→ Description of the task: Tally every line of the listing where the string "temu" is found, and state the total alone.

→ Input rows:
***

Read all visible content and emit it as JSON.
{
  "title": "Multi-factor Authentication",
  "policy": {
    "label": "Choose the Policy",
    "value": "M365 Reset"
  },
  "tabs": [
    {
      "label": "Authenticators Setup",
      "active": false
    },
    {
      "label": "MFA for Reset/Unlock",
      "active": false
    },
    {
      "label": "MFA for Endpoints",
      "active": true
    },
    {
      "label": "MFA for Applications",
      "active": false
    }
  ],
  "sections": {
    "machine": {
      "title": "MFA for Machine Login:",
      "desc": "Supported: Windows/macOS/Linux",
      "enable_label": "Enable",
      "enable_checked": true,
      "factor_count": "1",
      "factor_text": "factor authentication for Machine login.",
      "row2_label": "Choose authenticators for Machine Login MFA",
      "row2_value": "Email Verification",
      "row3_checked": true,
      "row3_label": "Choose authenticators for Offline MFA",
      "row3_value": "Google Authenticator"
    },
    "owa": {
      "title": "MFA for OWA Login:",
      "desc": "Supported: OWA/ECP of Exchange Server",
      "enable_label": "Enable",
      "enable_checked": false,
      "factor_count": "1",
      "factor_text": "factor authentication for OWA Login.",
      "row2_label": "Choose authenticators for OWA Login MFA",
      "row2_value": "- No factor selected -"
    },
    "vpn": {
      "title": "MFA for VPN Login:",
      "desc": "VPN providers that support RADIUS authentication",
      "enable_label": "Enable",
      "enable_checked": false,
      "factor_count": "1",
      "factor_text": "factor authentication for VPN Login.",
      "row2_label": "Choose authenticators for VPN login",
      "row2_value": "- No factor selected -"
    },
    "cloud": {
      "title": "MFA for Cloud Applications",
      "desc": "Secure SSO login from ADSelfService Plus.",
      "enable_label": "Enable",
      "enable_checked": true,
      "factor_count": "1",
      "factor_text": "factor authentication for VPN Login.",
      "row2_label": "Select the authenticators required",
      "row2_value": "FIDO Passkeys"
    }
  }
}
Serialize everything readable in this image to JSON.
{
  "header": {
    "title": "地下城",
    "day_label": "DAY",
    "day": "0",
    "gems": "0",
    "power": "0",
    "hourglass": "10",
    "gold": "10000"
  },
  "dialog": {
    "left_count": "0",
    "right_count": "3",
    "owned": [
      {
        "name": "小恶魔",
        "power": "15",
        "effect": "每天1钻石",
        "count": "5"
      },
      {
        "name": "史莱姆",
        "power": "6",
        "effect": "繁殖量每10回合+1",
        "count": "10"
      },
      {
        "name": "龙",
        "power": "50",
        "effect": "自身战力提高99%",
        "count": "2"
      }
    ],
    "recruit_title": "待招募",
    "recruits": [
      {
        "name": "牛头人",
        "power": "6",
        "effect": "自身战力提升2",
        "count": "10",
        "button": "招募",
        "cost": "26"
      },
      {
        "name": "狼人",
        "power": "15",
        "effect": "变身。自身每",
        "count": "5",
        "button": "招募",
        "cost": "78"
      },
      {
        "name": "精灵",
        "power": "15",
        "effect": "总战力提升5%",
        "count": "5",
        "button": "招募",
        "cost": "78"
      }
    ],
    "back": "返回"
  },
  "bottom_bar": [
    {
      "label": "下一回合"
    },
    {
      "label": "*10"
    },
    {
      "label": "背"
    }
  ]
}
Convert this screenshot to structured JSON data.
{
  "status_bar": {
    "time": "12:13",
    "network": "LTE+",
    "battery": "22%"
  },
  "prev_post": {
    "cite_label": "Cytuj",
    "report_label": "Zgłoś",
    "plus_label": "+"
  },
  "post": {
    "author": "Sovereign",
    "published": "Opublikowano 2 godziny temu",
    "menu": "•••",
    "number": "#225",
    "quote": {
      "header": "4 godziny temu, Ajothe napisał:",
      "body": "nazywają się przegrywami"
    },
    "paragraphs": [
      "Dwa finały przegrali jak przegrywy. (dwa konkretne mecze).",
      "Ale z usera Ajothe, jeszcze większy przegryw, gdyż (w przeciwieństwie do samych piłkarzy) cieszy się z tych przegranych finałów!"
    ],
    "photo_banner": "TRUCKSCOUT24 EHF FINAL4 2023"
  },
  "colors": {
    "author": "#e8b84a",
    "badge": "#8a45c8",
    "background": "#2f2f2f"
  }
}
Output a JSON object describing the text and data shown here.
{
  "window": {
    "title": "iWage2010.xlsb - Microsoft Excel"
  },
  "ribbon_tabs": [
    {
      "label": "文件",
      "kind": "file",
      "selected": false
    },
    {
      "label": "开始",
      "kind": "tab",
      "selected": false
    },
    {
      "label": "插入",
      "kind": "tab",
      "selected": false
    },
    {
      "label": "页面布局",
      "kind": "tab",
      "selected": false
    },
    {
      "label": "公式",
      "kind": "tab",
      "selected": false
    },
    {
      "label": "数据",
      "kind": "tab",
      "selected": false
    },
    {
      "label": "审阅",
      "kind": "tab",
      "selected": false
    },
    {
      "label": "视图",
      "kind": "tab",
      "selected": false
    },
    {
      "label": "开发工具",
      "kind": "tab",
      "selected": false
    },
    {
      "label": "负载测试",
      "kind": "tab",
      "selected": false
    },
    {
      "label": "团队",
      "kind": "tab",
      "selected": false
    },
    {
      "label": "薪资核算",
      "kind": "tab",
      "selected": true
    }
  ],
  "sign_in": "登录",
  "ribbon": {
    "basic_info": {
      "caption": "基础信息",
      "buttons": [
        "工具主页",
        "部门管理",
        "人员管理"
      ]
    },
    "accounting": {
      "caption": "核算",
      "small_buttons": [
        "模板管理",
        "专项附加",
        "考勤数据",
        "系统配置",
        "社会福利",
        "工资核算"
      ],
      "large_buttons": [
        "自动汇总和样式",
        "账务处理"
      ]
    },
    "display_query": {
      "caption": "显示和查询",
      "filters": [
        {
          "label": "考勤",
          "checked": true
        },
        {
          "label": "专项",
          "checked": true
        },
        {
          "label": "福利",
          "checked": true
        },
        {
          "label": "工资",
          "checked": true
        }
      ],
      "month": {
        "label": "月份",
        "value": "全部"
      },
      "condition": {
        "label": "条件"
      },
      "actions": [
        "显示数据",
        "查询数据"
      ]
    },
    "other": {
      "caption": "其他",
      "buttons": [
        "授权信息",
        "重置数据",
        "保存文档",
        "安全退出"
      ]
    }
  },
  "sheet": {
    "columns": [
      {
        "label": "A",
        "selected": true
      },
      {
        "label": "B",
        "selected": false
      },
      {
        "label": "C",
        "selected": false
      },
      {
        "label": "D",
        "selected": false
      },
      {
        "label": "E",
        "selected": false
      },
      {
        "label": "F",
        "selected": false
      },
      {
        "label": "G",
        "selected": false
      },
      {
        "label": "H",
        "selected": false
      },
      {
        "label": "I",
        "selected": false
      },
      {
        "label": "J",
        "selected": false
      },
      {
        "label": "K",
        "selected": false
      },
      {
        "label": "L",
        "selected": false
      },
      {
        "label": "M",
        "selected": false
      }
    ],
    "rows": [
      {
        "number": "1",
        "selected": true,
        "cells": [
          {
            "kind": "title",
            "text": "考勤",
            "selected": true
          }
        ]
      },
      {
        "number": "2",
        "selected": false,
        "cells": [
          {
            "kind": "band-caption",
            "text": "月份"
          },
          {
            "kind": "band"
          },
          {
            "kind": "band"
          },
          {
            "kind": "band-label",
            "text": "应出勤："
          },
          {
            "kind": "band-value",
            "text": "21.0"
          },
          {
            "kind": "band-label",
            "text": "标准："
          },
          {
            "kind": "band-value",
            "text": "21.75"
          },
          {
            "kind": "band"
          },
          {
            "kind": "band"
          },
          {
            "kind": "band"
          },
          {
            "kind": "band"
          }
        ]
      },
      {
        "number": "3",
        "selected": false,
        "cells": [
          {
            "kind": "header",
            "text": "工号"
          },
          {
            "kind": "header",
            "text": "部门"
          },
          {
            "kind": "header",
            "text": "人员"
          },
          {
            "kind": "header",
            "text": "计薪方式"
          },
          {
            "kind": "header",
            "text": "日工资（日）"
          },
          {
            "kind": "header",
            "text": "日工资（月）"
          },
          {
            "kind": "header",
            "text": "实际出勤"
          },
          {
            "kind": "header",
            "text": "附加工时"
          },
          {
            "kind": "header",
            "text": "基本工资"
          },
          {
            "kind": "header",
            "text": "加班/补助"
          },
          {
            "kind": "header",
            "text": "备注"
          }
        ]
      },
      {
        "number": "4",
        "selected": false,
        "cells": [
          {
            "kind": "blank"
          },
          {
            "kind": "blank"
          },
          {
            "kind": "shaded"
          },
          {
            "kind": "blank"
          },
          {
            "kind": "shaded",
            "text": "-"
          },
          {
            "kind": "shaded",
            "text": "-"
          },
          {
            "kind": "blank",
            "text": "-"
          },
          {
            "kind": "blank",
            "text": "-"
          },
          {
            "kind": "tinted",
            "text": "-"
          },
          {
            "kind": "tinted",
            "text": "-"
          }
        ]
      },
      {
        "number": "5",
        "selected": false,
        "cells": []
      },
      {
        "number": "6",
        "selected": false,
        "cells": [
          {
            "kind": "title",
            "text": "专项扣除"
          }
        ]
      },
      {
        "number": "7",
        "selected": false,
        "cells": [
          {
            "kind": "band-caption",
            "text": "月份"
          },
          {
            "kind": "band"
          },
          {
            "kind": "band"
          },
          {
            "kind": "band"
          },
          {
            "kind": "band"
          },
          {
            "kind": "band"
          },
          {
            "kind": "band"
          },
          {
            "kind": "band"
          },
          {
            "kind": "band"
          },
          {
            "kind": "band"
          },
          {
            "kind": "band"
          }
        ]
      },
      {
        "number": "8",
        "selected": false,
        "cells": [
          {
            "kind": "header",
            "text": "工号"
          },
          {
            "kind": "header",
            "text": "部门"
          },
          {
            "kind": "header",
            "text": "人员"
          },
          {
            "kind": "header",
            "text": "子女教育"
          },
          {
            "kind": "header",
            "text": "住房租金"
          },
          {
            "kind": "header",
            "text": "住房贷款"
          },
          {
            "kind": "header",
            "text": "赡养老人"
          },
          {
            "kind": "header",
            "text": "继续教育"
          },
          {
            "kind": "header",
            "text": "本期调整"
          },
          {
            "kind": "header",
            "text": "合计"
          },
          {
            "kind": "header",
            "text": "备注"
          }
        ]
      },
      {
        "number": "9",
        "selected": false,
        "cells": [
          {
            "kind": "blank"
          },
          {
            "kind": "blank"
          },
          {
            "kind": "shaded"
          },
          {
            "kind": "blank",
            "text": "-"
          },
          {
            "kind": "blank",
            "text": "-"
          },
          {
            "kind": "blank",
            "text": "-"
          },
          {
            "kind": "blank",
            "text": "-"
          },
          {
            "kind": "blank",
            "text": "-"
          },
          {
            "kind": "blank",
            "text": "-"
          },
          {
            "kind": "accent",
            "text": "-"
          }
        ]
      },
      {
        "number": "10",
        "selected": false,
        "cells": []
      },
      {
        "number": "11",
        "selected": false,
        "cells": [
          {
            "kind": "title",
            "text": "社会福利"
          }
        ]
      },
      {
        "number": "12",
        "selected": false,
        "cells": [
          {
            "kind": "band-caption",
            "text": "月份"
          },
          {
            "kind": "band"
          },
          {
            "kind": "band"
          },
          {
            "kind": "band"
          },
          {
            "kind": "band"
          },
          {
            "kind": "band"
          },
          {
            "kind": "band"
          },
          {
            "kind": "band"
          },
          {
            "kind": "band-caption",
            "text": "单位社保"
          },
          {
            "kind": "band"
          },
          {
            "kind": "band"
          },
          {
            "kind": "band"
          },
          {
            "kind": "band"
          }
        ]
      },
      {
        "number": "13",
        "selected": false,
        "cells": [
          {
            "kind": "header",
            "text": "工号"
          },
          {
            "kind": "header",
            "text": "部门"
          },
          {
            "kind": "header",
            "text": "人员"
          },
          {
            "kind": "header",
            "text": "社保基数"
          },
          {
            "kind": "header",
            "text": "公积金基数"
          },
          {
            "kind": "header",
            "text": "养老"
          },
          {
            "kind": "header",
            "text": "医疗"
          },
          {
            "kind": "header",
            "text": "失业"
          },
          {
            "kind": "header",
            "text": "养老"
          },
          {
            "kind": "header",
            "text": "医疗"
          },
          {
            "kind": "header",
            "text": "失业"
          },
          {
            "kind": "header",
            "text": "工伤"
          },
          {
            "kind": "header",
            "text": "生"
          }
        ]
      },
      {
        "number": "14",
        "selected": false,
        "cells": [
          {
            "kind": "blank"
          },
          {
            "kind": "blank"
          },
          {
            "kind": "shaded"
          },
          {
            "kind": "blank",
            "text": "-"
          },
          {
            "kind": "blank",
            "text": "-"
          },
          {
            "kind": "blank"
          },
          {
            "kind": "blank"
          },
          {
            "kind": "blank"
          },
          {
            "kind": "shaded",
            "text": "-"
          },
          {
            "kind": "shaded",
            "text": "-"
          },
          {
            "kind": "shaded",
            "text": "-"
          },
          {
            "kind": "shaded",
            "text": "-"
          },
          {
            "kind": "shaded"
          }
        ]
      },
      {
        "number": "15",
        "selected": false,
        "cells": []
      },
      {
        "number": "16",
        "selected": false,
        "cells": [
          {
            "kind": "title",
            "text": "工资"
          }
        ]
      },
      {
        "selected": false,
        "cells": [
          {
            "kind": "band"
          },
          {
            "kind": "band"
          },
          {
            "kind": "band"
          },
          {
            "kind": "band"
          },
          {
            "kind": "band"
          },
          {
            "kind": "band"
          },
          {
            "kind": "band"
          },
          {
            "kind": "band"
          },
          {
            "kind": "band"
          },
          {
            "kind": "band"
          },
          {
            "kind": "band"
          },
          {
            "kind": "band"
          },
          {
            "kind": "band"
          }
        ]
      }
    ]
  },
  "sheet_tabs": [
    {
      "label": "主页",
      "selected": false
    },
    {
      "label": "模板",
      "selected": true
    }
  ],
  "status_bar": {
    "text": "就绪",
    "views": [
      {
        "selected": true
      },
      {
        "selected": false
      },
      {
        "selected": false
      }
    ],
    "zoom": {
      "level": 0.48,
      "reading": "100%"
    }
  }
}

***

→ Solution below: 2